Copy down every line where the string "للمعلمين" shows up.

[GIVEN RECORDS start]

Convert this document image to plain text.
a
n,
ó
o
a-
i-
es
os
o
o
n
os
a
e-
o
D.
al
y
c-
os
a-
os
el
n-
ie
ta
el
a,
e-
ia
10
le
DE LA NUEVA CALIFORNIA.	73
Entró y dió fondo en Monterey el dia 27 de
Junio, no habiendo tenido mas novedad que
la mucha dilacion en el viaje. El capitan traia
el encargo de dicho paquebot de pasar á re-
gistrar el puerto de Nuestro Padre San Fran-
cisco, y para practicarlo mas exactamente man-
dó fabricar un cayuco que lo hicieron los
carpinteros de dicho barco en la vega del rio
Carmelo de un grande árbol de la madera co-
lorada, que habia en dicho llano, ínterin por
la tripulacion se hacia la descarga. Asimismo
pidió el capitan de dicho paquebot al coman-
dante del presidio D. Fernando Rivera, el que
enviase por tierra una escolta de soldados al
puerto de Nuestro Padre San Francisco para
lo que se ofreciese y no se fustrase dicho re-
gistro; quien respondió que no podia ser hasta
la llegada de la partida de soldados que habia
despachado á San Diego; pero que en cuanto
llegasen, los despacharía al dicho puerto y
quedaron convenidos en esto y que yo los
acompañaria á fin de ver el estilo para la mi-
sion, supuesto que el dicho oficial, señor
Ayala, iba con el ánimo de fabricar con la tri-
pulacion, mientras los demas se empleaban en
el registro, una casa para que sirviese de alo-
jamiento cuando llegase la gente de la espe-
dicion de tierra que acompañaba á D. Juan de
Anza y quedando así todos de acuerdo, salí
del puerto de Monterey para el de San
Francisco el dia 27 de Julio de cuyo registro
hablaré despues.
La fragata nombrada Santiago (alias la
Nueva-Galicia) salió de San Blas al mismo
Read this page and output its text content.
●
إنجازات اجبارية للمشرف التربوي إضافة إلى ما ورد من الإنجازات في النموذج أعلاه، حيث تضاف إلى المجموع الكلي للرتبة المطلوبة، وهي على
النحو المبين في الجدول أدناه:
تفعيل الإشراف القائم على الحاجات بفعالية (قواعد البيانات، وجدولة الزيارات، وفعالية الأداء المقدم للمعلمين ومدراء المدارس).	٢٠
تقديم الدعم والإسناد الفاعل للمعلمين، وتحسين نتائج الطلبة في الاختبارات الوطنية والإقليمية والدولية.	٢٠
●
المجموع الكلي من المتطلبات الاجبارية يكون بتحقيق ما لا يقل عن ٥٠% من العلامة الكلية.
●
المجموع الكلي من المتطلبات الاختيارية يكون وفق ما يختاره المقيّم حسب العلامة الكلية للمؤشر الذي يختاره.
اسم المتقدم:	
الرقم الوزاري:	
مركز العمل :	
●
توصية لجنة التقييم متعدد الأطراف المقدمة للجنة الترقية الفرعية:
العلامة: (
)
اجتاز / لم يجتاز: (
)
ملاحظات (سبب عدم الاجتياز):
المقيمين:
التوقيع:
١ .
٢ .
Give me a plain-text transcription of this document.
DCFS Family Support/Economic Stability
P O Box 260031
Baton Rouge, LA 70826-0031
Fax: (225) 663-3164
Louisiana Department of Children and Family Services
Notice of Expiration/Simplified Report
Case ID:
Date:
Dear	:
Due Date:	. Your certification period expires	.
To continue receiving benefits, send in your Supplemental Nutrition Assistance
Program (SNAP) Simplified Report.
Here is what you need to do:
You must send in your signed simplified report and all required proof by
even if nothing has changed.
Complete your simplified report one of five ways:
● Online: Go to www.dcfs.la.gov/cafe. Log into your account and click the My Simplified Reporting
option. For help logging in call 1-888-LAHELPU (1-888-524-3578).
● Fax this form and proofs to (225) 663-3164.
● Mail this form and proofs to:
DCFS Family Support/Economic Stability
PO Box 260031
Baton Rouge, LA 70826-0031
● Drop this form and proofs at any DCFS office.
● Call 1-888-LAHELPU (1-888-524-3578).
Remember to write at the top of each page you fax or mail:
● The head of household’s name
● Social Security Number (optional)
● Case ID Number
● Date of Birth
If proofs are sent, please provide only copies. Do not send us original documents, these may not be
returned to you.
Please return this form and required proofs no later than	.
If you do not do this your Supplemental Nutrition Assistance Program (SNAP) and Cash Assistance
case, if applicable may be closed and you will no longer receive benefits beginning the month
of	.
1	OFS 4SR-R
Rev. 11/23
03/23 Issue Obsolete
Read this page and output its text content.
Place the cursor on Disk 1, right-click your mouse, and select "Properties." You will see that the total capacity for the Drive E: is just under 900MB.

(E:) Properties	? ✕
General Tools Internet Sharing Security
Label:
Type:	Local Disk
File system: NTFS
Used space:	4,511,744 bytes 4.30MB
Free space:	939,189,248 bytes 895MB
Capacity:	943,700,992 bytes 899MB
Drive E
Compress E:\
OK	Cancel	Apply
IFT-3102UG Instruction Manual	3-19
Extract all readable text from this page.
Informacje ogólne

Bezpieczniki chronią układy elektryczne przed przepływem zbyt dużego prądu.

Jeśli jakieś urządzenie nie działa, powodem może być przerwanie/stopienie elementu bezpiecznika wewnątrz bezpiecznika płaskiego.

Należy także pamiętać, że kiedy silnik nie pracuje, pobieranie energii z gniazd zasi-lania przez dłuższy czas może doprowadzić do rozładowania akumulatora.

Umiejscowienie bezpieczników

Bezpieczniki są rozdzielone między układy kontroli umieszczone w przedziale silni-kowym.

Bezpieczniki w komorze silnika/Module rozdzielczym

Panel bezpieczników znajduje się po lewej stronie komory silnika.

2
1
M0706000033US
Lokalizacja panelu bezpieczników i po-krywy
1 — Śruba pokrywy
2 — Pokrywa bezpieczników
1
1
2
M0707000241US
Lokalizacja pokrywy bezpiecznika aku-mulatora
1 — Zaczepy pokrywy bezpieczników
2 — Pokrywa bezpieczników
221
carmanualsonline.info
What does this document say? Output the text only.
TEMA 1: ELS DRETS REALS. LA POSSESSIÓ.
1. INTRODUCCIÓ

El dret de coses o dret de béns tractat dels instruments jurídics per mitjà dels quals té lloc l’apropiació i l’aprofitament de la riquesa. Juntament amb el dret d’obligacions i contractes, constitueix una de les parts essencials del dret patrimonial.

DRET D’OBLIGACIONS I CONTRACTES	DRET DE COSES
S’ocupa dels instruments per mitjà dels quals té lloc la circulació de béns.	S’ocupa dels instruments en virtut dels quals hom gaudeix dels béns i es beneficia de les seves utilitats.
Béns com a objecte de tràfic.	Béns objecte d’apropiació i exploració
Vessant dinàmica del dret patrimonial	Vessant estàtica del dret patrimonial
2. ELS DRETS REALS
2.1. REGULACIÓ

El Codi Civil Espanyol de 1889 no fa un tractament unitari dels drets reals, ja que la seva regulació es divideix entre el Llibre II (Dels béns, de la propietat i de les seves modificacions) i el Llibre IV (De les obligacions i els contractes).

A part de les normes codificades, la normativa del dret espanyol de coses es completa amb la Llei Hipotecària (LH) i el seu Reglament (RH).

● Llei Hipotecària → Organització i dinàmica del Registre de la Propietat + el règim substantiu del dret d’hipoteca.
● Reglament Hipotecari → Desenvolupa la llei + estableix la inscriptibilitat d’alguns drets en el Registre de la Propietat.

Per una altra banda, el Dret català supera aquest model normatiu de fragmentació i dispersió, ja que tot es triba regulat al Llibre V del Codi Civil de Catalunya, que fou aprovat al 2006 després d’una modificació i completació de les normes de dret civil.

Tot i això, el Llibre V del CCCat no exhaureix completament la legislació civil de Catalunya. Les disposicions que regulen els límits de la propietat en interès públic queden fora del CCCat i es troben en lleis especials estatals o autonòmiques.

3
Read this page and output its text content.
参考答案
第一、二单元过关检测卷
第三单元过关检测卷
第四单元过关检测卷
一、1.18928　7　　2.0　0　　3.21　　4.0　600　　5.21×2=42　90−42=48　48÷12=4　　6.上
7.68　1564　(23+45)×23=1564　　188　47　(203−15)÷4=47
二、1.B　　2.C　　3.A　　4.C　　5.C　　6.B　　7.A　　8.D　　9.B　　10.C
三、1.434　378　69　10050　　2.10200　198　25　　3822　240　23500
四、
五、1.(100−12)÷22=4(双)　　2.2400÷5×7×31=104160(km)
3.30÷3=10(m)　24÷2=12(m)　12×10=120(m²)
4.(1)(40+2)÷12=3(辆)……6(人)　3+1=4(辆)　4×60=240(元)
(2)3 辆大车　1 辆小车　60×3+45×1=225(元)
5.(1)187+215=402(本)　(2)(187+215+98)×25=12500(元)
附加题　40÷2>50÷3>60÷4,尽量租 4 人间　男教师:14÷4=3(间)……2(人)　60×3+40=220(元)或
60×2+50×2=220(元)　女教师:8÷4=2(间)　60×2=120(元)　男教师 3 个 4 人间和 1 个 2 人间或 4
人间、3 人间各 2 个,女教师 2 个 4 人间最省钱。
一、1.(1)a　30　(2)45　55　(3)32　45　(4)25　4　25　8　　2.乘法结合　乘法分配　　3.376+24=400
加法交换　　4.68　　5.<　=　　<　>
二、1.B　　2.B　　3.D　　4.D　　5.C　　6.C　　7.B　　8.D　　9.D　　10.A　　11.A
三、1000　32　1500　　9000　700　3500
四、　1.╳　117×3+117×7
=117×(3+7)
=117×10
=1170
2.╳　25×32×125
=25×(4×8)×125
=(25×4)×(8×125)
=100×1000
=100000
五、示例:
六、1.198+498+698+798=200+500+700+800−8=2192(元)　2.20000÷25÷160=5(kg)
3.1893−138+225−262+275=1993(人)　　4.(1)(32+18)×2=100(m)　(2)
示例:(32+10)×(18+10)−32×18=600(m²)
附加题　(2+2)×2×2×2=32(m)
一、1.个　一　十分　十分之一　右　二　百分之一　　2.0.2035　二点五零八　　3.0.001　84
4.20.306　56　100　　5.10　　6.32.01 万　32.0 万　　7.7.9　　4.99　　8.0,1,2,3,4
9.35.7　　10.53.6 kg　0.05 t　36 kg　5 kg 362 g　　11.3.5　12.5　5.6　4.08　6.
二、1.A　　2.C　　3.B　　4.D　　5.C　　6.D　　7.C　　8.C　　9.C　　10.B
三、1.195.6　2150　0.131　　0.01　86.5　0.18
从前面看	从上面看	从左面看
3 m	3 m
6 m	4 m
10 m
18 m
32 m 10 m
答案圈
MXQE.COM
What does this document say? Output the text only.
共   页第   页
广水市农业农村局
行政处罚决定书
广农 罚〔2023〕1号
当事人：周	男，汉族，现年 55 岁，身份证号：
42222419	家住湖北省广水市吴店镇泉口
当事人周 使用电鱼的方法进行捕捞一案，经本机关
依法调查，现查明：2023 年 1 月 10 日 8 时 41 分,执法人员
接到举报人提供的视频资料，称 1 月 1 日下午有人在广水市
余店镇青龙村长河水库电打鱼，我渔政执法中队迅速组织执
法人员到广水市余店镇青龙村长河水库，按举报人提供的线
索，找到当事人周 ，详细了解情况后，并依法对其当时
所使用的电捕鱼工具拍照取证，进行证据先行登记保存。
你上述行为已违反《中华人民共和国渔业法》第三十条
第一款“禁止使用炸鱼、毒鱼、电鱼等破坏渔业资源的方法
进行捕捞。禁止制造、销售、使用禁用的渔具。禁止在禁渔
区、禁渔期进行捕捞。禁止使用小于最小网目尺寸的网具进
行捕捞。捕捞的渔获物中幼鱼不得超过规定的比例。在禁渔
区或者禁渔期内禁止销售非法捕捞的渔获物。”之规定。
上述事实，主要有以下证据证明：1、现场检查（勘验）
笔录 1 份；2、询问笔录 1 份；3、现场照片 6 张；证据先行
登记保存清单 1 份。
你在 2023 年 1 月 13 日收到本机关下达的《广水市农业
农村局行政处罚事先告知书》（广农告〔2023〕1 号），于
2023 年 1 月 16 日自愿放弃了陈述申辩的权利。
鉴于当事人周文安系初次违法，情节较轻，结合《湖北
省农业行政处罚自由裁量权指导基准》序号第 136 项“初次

[GIVEN RECORDS end]

■ FINISHED ANSWER:
تفعيل الإشراف القائم على الحاجات بفعالية (قواعد البيانات، وجدولة الزيارات، وفعالية الأداء المقدم للمعلمين ومدراء المدارس).	٢٠
تقديم الدعم والإسناد الفاعل للمعلمين، وتحسين نتائج الطلبة في الاختبارات الوطنية والإقليمية والدولية.	٢٠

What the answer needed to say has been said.